• **WHAT IS EXPECTED**
Each line holding the word "noch" counts once; give the total and nothing more.

Data records:
BEGIN
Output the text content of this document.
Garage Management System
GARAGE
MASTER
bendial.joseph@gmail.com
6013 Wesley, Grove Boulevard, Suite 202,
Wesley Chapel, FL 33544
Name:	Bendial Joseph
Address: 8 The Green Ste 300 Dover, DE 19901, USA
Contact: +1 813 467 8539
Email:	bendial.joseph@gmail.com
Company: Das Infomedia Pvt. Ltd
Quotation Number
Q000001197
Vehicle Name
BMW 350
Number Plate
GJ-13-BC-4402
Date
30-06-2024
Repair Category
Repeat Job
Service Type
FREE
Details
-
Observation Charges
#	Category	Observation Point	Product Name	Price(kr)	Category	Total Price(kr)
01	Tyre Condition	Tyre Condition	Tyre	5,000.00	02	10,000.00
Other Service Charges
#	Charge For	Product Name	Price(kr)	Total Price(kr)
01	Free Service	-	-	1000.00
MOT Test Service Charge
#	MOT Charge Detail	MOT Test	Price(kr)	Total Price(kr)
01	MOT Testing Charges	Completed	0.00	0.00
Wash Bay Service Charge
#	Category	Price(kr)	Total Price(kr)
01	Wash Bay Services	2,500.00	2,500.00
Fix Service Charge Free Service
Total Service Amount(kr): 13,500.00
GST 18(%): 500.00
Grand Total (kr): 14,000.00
END
BEGIN
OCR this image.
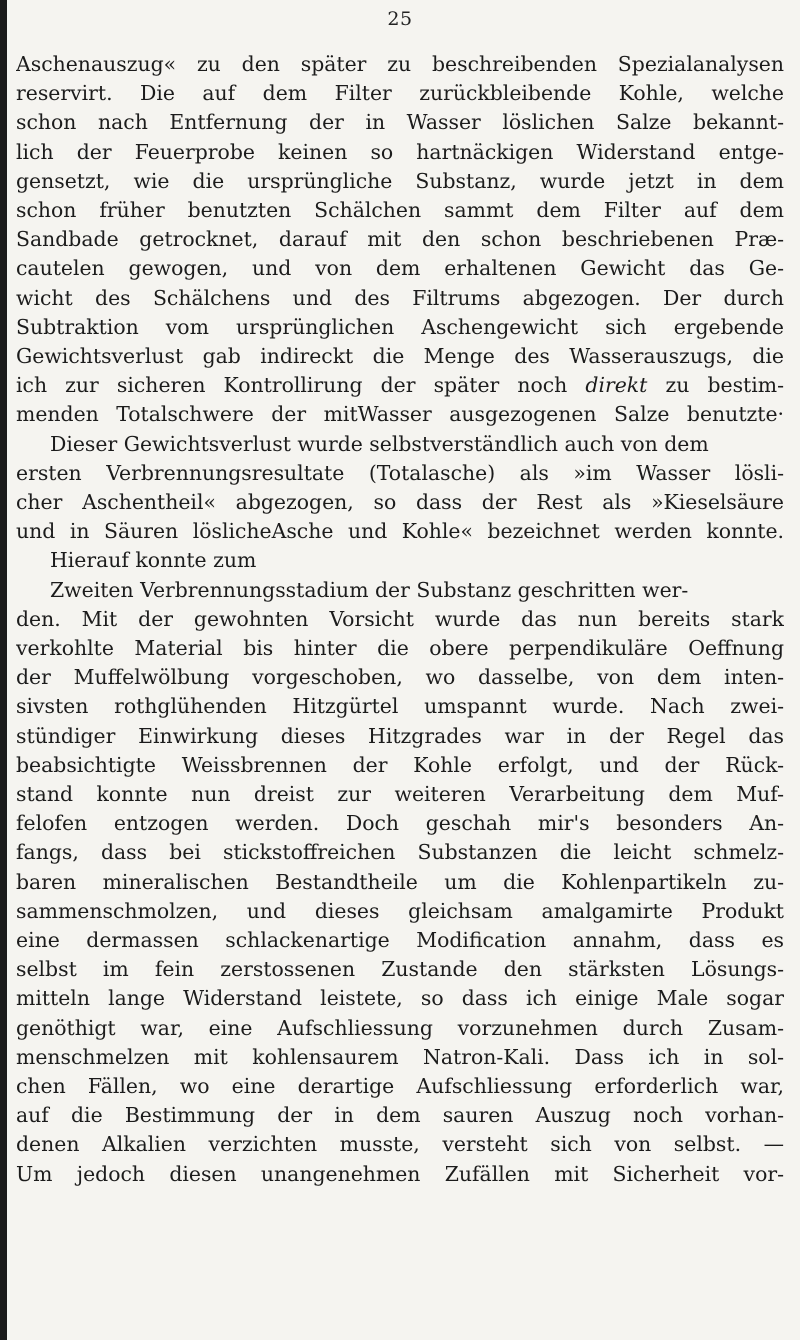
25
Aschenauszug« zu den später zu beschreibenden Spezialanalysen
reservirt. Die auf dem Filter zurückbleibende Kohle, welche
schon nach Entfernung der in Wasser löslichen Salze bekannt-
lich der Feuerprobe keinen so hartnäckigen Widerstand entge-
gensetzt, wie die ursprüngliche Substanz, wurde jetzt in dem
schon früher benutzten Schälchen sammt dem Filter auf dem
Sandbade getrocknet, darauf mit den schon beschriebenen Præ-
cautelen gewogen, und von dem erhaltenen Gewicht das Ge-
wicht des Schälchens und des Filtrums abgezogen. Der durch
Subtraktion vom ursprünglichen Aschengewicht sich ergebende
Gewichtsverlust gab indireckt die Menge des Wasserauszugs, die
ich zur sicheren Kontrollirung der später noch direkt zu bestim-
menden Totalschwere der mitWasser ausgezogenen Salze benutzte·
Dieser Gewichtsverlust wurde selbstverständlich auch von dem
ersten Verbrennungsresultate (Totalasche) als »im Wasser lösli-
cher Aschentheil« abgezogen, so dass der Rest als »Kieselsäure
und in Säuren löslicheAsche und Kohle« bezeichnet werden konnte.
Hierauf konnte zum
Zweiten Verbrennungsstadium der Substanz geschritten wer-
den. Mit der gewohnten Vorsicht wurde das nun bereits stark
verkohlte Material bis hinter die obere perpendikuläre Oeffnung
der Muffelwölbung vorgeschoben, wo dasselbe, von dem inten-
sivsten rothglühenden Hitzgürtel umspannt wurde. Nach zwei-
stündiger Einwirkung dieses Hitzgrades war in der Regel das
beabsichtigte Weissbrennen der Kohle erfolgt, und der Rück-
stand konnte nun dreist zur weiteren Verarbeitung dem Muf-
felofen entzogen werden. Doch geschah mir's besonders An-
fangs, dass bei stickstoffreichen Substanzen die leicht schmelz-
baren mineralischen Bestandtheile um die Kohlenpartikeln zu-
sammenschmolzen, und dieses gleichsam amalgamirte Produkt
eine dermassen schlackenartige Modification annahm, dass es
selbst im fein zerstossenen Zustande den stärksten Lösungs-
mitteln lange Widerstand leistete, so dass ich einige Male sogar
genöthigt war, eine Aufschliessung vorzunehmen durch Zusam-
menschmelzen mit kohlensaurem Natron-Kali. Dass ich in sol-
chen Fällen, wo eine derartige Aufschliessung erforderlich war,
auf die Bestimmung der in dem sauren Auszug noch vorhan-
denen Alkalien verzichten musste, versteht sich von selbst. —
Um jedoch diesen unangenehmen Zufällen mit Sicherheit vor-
END
• **OUTPUT FOR THIS TASK**
2